Gather each line in the entries that includes the string "name".

Records about charts and figures:

● ● ● ● ●

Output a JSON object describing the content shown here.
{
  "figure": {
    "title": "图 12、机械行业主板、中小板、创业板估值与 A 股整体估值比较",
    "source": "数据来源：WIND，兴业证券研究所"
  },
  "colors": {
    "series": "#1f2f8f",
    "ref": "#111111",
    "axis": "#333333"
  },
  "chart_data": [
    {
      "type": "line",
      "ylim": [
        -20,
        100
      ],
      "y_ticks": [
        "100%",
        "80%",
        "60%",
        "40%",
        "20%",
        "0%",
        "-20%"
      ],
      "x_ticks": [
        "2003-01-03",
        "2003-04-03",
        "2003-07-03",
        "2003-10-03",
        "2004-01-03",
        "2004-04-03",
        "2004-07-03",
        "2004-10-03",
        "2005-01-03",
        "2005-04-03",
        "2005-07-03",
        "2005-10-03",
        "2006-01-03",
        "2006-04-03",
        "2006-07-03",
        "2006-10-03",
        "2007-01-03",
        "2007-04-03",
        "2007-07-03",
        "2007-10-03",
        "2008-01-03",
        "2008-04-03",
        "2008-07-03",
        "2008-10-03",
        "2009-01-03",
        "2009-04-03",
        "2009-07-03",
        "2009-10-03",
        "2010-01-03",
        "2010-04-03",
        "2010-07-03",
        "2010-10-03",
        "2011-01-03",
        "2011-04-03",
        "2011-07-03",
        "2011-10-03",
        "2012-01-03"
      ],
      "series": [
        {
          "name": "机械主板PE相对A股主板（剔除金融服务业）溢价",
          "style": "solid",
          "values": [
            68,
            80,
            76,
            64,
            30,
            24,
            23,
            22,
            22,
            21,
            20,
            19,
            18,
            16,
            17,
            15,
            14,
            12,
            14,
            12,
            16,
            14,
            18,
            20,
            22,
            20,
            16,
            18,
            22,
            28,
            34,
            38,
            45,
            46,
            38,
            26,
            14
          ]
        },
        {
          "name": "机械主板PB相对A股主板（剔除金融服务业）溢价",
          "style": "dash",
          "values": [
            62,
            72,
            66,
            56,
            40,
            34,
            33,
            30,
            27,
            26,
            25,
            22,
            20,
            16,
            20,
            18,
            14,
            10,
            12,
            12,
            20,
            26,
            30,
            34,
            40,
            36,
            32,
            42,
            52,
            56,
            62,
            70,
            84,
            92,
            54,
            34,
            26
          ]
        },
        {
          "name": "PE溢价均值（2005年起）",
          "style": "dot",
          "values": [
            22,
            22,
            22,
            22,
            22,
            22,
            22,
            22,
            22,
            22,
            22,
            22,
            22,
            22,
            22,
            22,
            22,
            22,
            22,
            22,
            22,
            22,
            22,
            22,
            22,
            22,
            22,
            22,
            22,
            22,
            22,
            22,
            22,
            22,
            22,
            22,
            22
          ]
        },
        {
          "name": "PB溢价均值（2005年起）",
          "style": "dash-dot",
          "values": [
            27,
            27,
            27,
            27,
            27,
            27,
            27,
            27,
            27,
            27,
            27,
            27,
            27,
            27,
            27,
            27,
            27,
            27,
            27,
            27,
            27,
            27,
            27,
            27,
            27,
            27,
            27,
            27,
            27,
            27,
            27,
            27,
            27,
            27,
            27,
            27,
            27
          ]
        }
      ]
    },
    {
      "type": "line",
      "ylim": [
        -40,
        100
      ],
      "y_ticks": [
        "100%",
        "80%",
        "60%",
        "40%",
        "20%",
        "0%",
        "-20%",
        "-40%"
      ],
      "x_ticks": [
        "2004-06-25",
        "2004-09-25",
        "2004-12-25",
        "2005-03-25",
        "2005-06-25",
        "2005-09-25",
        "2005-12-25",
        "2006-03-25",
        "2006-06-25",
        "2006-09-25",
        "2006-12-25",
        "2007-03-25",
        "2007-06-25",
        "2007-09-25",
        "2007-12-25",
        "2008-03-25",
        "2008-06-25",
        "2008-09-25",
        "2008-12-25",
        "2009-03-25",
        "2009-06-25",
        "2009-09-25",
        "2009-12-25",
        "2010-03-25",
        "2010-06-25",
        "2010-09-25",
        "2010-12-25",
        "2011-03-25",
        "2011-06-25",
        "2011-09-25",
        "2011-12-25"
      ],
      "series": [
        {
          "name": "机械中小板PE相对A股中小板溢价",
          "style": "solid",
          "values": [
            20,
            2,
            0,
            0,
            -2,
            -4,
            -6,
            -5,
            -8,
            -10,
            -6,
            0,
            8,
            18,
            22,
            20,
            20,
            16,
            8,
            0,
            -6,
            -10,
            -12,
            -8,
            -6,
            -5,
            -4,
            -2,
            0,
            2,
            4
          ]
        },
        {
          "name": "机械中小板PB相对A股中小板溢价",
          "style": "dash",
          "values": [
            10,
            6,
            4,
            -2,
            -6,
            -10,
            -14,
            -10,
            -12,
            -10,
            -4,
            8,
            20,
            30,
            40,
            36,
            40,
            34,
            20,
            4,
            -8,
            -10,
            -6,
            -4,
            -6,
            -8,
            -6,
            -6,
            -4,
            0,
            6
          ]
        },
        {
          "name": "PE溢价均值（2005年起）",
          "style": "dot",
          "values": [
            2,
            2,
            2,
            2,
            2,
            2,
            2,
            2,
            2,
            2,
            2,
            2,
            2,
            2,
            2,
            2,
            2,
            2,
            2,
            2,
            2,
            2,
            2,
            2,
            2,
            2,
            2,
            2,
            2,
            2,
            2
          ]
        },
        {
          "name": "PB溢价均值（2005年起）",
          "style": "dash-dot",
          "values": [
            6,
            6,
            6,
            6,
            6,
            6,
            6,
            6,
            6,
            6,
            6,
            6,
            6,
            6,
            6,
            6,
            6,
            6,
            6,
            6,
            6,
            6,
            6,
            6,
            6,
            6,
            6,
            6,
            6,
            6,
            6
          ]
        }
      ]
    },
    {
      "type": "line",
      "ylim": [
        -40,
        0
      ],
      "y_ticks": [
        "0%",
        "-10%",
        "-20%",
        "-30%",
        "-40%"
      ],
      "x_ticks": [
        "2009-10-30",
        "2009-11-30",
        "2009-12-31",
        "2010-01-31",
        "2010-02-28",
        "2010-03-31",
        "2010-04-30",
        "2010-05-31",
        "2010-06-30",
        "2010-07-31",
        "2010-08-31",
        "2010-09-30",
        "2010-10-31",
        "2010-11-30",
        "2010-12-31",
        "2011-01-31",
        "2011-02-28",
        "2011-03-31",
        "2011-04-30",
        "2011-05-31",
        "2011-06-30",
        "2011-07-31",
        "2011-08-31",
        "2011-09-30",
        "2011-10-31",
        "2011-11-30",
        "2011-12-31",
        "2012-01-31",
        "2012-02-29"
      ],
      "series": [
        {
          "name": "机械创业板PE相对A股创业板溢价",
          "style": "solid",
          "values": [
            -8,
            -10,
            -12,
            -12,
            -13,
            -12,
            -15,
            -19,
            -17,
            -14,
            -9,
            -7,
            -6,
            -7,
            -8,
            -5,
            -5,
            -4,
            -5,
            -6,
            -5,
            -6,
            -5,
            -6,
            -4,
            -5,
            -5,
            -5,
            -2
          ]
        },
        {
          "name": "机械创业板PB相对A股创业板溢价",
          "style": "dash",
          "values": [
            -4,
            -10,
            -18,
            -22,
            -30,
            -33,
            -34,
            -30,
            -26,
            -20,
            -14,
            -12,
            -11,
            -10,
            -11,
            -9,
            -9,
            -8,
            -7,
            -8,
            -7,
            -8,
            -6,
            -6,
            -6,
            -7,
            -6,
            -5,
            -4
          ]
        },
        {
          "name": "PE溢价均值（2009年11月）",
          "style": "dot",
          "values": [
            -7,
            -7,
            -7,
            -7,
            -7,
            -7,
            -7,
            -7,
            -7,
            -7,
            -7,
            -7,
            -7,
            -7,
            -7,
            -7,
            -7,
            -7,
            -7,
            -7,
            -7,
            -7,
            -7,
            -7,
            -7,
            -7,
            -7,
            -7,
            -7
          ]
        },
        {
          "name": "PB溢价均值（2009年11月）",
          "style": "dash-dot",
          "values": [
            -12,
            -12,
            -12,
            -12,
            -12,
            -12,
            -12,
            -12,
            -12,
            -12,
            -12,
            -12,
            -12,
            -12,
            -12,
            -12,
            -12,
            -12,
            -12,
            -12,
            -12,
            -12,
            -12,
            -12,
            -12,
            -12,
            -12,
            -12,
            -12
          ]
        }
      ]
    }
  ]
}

● ● ● ● ●

(Response to this task)
          "name": "机械主板PE相对A股主板（剔除金融服务业）溢价",
          "name": "机械主板PB相对A股主板（剔除金融服务业）溢价",
          "name": "PE溢价均值（2005年起）",
          "name": "PB溢价均值（2005年起）",
          "name": "机械中小板PE相对A股中小板溢价",
          "name": "机械中小板PB相对A股中小板溢价",
          "name": "PE溢价均值（2005年起）",
          "name": "PB溢价均值（2005年起）",
          "name": "机械创业板PE相对A股创业板溢价",
          "name": "机械创业板PB相对A股创业板溢价",
          "name": "PE溢价均值（2009年11月）",
          "name": "PB溢价均值（2009年11月）",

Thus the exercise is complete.